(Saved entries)
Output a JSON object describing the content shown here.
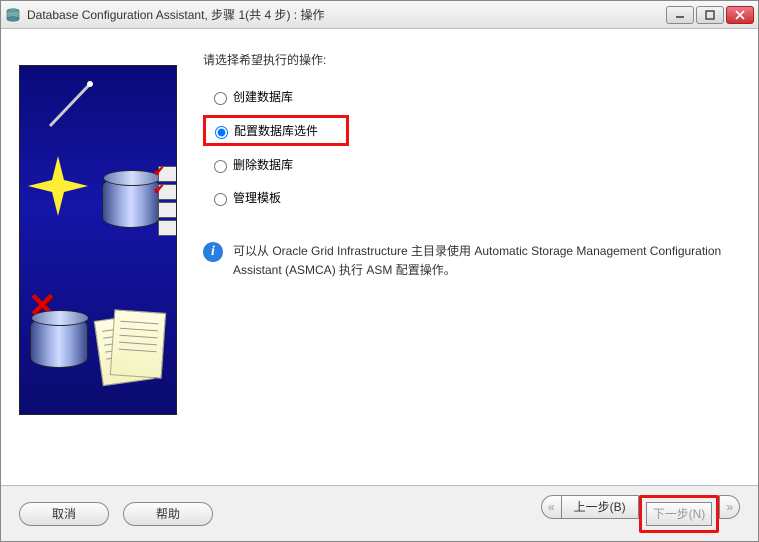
{
  "window": {
    "title": "Database Configuration Assistant, 步骤 1(共 4 步) : 操作"
  },
  "prompt": "请选择希望执行的操作:",
  "options": {
    "create": "创建数据库",
    "configure": "配置数据库选件",
    "delete": "删除数据库",
    "template": "管理模板"
  },
  "selected_option": "configure",
  "info_text": "可以从 Oracle Grid Infrastructure 主目录使用 Automatic Storage Management Configuration Assistant (ASMCA) 执行 ASM 配置操作。",
  "footer": {
    "cancel": "取消",
    "help": "帮助",
    "back": "上一步(B)",
    "next": "下一步(N)"
  }
}
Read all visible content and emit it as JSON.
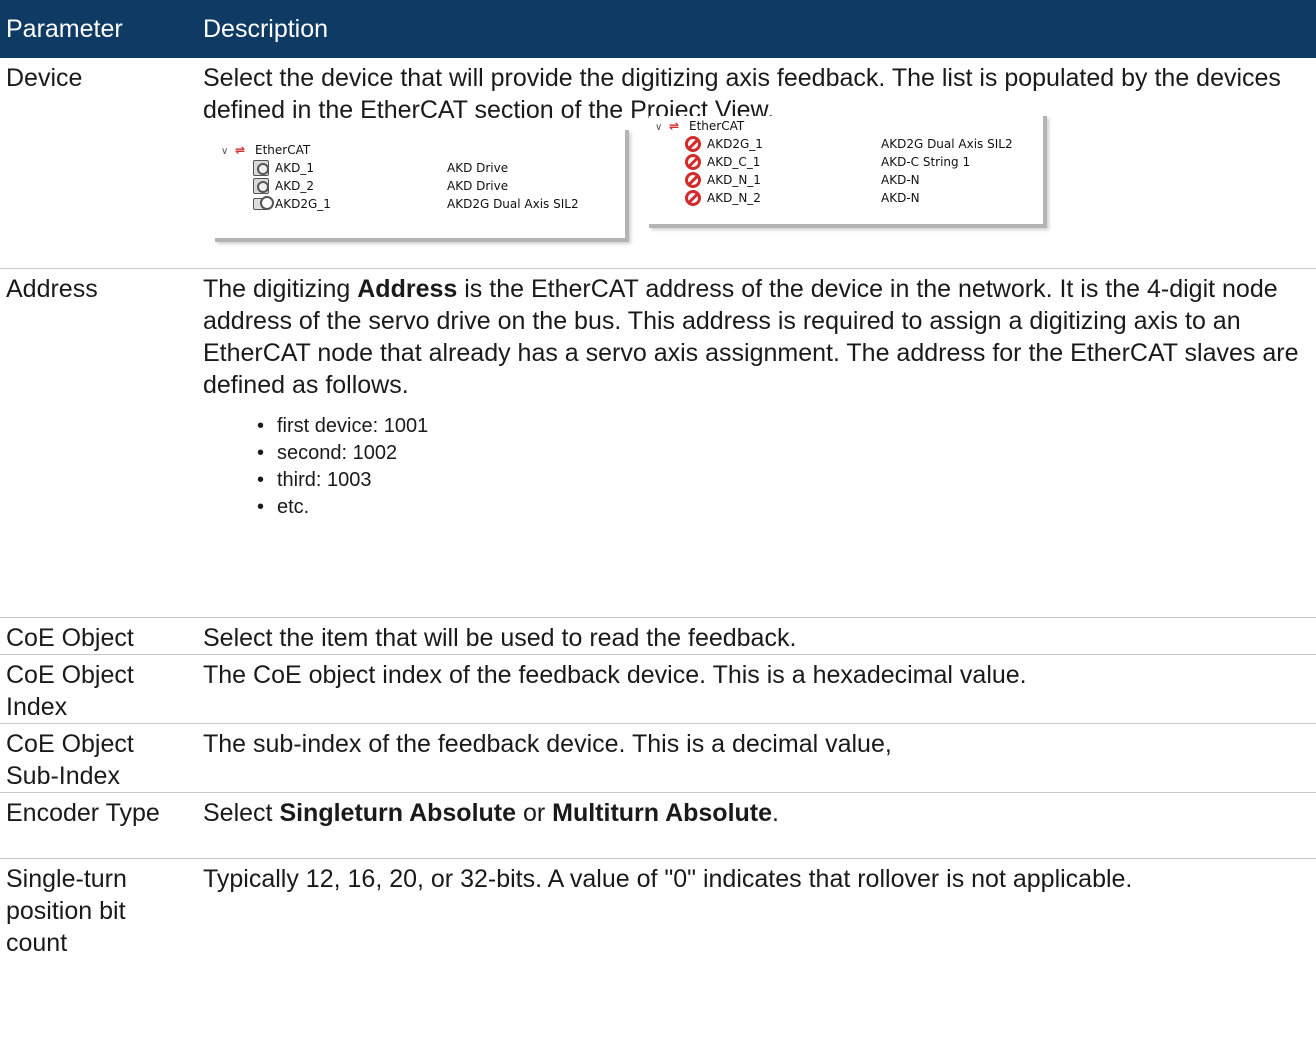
{
  "table": {
    "headers": {
      "parameter": "Parameter",
      "description": "Description"
    },
    "device": {
      "name": "Device",
      "text": "Select the device that will provide the digitizing axis feedback. The list is populated by the devices defined in the EtherCAT section of the Project View."
    },
    "address": {
      "name": "Address",
      "text_before": "The digitizing ",
      "keyword": "Address",
      "text_after": " is the EtherCAT address of the device in the network. It is the 4-digit node address of the servo drive on the bus. This address is required to assign a digitizing axis to an EtherCAT node that already has a servo axis assignment. The address for the EtherCAT slaves are defined as follows.",
      "bullets": [
        "first device: 1001",
        "second: 1002",
        "third: 1003",
        "etc."
      ]
    },
    "coe_object": {
      "name": "CoE Object",
      "text": "Select the item that will be used to read the feedback."
    },
    "coe_index": {
      "name": "CoE Object Index",
      "text": "The CoE object index of the feedback device. This is a hexadecimal value."
    },
    "coe_subindex": {
      "name": "CoE Object Sub-Index",
      "text": "The sub-index of the feedback device. This is a decimal value,"
    },
    "encoder_type": {
      "name": "Encoder Type",
      "text_before": "Select ",
      "option_a": "Singleturn Absolute",
      "text_mid": " or ",
      "option_b": "Multiturn Absolute",
      "text_after": "."
    },
    "single_turn": {
      "name": "Single-turn position bit count",
      "text": "Typically 12, 16, 20, or 32-bits. A value of \"0\" indicates that rollover is not applicable."
    }
  },
  "tree1": {
    "root": "EtherCAT",
    "items": [
      {
        "name": "AKD_1",
        "desc": "AKD Drive",
        "icon": "gear-icon"
      },
      {
        "name": "AKD_2",
        "desc": "AKD Drive",
        "icon": "gear-icon"
      },
      {
        "name": "AKD2G_1",
        "desc": "AKD2G Dual Axis SIL2",
        "icon": "dual-axis-icon"
      }
    ]
  },
  "tree2": {
    "root": "EtherCAT",
    "items": [
      {
        "name": "AKD2G_1",
        "desc": "AKD2G Dual Axis SIL2",
        "icon": "disabled-icon"
      },
      {
        "name": "AKD_C_1",
        "desc": "AKD-C String 1",
        "icon": "disabled-icon"
      },
      {
        "name": "AKD_N_1",
        "desc": "AKD-N",
        "icon": "disabled-icon"
      },
      {
        "name": "AKD_N_2",
        "desc": "AKD-N",
        "icon": "disabled-icon"
      }
    ]
  },
  "colors": {
    "header_bg": "#0f3a63",
    "header_text": "#ffffff",
    "error_red": "#d42a2a"
  }
}
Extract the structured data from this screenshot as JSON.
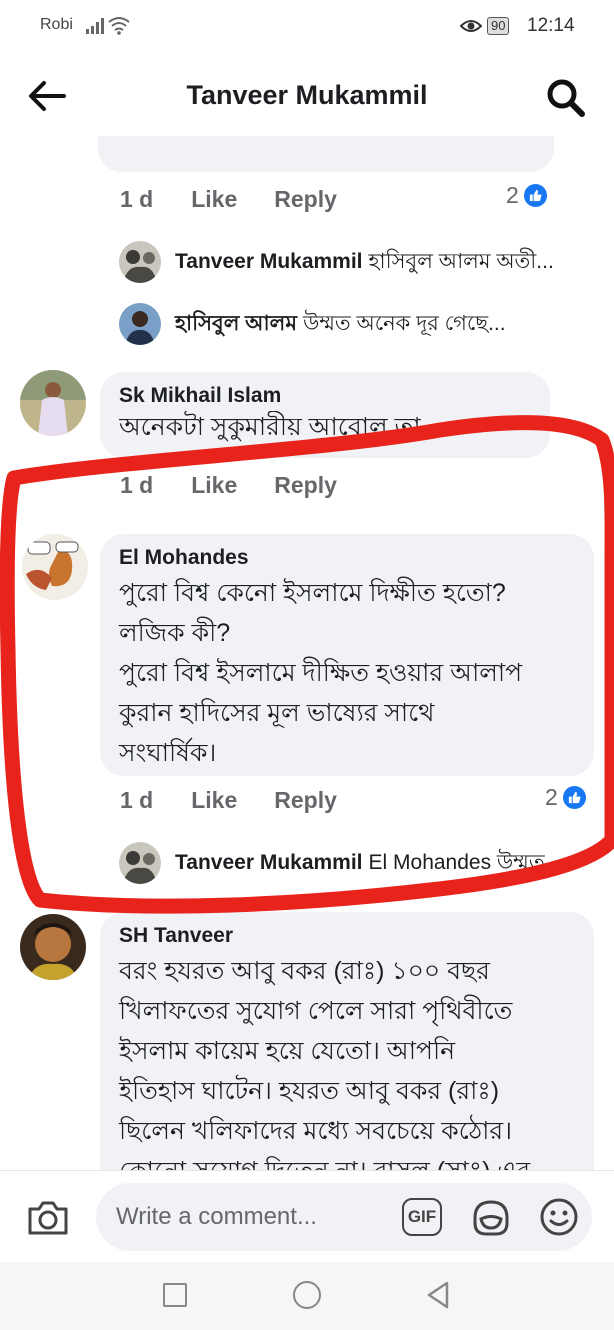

Instructions for the task - Repeat all of the records verbatim, leaving out the pictures.

Result -
Output a JSON object describing the content shown here.
{
  "window": {
    "title": "Database Configuration Assistant, 步骤 1(共 4 步) : 操作"
  },
  "prompt": "请选择希望执行的操作:",
  "options": {
    "create": "创建数据库",
    "configure": "配置数据库选件",
    "delete": "删除数据库",
    "template": "管理模板"
  },
  "selected_option": "configure",
  "info_text": "可以从 Oracle Grid Infrastructure 主目录使用 Automatic Storage Management Configuration Assistant (ASMCA) 执行 ASM 配置操作。",
  "footer": {
    "cancel": "取消",
    "help": "帮助",
    "back": "上一步(B)",
    "next": "下一步(N)"
  }
}
Read all visible content and emit it as JSON.
{
  "table": {
    "headers": {
      "parameter": "Parameter",
      "description": "Description"
    },
    "device": {
      "name": "Device",
      "text": "Select the device that will provide the digitizing axis feedback. The list is populated by the devices defined in the EtherCAT section of the Project View."
    },
    "address": {
      "name": "Address",
      "text_before": "The digitizing ",
      "keyword": "Address",
      "text_after": " is the EtherCAT address of the device in the network. It is the 4-digit node address of the servo drive on the bus. This address is required to assign a digitizing axis to an EtherCAT node that already has a servo axis assignment. The address for the EtherCAT slaves are defined as follows.",
      "bullets": [
        "first device: 1001",
        "second: 1002",
        "third: 1003",
        "etc."
      ]
    },
    "coe_object": {
      "name": "CoE Object",
      "text": "Select the item that will be used to read the feedback."
    },
    "coe_index": {
      "name": "CoE Object Index",
      "text": "The CoE object index of the feedback device. This is a hexadecimal value."
    },
    "coe_subindex": {
      "name": "CoE Object Sub-Index",
      "text": "The sub-index of the feedback device. This is a decimal value,"
    },
    "encoder_type": {
      "name": "Encoder Type",
      "text_before": "Select ",
      "option_a": "Singleturn Absolute",
      "text_mid": " or ",
      "option_b": "Multiturn Absolute",
      "text_after": "."
    },
    "single_turn": {
      "name": "Single-turn position bit count",
      "text": "Typically 12, 16, 20, or 32-bits. A value of \"0\" indicates that rollover is not applicable."
    }
  },
  "tree1": {
    "root": "EtherCAT",
    "items": [
      {
        "name": "AKD_1",
        "desc": "AKD Drive",
        "icon": "gear-icon"
      },
      {
        "name": "AKD_2",
        "desc": "AKD Drive",
        "icon": "gear-icon"
      },
      {
        "name": "AKD2G_1",
        "desc": "AKD2G Dual Axis SIL2",
        "icon": "dual-axis-icon"
      }
    ]
  },
  "tree2": {
    "root": "EtherCAT",
    "items": [
      {
        "name": "AKD2G_1",
        "desc": "AKD2G Dual Axis SIL2",
        "icon": "disabled-icon"
      },
      {
        "name": "AKD_C_1",
        "desc": "AKD-C String 1",
        "icon": "disabled-icon"
      },
      {
        "name": "AKD_N_1",
        "desc": "AKD-N",
        "icon": "disabled-icon"
      },
      {
        "name": "AKD_N_2",
        "desc": "AKD-N",
        "icon": "disabled-icon"
      }
    ]
  },
  "colors": {
    "header_bg": "#0f3a63",
    "header_text": "#ffffff",
    "error_red": "#d42a2a"
  }
}
Extract the structured data from this screenshot as JSON.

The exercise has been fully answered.